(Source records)

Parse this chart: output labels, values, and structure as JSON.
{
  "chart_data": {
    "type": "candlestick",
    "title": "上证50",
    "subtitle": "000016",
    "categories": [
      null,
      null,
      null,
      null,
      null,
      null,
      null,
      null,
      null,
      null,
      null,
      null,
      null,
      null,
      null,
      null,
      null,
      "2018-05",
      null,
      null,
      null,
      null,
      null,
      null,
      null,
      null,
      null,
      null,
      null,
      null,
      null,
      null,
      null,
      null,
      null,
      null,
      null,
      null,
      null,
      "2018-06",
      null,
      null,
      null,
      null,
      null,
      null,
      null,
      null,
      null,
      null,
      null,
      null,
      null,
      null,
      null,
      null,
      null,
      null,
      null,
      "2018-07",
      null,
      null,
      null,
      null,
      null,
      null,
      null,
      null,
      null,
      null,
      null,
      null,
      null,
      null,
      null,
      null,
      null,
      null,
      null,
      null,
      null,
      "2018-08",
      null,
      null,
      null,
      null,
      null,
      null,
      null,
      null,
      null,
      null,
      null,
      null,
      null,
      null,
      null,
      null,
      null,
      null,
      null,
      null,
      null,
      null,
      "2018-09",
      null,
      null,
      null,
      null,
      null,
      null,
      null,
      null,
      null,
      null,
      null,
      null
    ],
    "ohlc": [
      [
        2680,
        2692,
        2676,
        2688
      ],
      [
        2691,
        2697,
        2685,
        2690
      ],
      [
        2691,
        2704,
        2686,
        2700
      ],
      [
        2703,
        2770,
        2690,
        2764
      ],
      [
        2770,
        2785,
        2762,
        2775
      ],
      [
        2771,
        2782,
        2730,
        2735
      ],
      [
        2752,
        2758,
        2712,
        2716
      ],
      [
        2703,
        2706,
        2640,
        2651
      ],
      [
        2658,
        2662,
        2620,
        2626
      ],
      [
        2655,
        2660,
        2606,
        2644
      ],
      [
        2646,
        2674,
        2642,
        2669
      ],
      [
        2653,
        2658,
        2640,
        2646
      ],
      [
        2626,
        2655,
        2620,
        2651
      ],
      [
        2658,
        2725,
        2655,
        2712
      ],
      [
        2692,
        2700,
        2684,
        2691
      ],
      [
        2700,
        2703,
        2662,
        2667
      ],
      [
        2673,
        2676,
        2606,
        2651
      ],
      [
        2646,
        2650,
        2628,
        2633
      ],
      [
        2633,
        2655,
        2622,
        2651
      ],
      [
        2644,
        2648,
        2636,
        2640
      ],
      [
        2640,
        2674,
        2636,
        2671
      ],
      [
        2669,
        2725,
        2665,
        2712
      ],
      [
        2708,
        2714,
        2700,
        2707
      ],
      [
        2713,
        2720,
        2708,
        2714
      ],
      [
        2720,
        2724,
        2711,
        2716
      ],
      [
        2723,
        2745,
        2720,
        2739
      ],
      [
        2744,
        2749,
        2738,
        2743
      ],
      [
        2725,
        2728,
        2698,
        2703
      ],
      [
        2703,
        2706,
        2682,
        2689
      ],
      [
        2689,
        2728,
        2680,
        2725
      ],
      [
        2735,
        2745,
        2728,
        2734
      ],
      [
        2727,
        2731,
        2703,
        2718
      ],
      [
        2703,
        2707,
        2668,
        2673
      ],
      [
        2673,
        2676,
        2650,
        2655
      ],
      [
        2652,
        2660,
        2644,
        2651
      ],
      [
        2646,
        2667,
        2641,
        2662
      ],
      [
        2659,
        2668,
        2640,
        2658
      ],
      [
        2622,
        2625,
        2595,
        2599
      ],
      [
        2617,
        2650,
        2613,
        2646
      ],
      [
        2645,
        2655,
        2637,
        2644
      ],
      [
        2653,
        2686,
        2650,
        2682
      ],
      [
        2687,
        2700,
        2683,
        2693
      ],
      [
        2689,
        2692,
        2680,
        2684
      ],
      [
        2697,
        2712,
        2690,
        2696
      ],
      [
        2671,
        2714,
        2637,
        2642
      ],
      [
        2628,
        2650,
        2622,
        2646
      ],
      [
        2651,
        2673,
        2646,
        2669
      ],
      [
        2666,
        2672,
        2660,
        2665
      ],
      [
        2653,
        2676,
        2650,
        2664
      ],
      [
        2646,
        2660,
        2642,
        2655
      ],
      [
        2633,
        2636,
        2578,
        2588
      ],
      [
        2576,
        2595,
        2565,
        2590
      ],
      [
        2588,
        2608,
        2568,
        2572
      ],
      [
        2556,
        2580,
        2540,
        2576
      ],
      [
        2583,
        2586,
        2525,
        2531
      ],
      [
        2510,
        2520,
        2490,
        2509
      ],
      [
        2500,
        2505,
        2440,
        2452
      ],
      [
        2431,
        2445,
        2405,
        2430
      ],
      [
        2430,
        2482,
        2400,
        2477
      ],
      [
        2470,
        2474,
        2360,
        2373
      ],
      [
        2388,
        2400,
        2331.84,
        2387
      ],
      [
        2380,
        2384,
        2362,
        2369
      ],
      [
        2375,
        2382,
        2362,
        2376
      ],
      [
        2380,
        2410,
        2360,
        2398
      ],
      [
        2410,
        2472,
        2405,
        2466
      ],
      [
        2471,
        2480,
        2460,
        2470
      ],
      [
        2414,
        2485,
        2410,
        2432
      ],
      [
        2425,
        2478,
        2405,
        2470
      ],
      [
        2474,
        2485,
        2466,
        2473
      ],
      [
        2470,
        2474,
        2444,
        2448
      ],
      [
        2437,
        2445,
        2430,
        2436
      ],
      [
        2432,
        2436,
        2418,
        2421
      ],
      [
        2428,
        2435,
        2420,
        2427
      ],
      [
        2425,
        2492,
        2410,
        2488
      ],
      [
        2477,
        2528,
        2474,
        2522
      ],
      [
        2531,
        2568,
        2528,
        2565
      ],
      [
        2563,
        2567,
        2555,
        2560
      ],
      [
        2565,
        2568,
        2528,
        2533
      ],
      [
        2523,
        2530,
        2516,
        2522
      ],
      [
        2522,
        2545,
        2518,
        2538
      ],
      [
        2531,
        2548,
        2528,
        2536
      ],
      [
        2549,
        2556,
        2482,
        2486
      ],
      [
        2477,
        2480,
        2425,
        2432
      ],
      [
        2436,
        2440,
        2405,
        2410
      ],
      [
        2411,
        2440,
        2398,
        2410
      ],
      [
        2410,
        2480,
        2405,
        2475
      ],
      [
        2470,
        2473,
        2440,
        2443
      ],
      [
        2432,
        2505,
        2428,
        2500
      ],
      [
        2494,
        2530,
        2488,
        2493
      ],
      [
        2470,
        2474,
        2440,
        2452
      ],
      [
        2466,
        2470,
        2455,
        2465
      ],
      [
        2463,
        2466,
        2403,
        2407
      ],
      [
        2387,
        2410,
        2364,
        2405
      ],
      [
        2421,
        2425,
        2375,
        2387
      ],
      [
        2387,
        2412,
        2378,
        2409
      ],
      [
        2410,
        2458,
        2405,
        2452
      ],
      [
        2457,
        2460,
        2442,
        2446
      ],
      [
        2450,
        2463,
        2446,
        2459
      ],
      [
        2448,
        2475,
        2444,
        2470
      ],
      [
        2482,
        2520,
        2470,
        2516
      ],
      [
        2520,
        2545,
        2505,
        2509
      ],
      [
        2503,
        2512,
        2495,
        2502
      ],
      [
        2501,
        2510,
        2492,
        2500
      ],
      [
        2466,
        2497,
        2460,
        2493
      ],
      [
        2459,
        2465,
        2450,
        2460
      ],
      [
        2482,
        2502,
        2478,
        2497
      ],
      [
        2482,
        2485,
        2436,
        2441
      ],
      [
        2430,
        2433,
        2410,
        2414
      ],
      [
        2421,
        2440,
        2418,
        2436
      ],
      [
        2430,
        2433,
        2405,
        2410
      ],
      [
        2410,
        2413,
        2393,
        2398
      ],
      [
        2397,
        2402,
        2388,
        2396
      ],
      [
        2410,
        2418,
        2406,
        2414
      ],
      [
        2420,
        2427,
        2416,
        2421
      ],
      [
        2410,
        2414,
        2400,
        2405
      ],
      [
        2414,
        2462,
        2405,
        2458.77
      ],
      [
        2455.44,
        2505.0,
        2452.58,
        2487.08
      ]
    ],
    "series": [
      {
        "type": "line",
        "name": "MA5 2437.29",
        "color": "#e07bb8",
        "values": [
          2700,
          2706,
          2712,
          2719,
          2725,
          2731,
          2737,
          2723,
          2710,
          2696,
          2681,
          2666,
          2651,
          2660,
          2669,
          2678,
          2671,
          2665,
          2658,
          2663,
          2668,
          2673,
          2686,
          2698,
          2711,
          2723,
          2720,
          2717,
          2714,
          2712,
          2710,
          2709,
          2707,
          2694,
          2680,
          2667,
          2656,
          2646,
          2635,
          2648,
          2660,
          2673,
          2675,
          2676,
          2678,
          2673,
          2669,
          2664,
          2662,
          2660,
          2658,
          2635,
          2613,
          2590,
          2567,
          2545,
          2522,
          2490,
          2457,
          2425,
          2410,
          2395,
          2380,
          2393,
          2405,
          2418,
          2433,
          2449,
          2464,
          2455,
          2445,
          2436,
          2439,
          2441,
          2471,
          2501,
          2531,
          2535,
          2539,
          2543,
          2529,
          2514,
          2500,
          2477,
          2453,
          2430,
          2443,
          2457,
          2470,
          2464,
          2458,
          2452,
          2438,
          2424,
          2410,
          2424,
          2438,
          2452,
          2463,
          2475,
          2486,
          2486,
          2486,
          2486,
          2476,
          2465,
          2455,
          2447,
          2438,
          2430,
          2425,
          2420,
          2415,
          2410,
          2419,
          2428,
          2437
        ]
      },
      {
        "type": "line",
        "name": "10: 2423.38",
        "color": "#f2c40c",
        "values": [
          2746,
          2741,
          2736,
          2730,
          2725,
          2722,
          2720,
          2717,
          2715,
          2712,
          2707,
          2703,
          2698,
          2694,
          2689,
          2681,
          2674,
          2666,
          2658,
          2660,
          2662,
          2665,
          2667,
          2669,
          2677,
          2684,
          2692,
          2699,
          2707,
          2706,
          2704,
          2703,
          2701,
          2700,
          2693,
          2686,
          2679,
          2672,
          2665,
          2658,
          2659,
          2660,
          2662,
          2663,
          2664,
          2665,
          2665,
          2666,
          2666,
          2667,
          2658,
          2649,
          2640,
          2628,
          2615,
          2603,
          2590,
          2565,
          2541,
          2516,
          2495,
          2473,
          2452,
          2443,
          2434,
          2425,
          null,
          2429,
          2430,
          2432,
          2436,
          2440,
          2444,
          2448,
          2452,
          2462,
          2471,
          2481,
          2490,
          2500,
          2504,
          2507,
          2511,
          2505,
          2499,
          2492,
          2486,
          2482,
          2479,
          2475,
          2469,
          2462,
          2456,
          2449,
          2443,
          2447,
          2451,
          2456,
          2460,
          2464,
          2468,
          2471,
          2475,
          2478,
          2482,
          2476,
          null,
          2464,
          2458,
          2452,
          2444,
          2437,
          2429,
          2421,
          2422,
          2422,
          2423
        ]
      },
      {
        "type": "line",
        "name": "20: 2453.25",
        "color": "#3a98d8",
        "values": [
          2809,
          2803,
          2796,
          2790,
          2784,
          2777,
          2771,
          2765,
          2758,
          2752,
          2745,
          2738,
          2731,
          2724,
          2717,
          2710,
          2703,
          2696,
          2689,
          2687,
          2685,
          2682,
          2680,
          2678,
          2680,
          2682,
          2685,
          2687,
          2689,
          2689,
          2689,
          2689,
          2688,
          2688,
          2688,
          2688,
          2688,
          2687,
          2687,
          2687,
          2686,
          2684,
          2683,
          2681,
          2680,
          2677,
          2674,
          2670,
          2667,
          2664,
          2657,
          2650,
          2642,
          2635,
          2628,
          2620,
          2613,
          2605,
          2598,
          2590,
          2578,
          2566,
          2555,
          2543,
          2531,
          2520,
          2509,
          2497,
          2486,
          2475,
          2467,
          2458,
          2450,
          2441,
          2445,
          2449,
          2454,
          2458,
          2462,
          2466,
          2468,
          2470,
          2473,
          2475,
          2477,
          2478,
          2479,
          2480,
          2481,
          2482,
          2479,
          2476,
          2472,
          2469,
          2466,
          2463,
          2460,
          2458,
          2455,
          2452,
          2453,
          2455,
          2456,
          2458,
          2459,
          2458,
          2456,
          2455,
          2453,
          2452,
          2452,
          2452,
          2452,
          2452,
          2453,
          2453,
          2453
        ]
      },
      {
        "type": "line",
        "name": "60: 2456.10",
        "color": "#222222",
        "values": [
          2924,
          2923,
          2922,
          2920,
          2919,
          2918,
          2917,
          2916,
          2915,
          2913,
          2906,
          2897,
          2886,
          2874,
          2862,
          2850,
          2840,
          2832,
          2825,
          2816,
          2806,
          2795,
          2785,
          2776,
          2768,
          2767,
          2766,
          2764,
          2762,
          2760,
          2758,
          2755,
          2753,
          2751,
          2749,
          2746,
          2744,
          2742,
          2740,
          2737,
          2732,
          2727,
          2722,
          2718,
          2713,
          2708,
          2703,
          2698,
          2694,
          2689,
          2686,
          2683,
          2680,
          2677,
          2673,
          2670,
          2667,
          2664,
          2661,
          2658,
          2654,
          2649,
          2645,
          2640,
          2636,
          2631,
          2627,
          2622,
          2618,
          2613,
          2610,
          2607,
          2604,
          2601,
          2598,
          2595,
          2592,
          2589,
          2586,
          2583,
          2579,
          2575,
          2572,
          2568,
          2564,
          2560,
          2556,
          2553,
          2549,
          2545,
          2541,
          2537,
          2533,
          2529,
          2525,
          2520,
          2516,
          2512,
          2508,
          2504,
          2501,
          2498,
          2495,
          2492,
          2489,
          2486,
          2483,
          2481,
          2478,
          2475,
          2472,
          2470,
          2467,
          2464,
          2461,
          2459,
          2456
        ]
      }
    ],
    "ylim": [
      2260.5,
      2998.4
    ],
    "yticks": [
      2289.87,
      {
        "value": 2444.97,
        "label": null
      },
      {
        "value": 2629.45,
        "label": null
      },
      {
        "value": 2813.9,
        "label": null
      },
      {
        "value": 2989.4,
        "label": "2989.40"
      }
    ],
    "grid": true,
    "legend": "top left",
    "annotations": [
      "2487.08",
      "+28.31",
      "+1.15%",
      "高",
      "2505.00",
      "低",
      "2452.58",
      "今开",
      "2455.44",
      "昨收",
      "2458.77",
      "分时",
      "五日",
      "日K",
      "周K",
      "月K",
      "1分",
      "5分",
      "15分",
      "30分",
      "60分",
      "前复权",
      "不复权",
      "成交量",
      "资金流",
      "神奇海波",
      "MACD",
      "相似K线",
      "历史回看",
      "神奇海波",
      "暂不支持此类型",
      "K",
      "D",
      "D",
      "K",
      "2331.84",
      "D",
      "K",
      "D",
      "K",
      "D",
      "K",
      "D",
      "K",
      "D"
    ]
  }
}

What to produce.
Locate all lines holding the word "color", then copy them out.

Answer to this task.
        "color": "#e07bb8",
        "color": "#f2c40c",
        "color": "#3a98d8",
        "color": "#222222",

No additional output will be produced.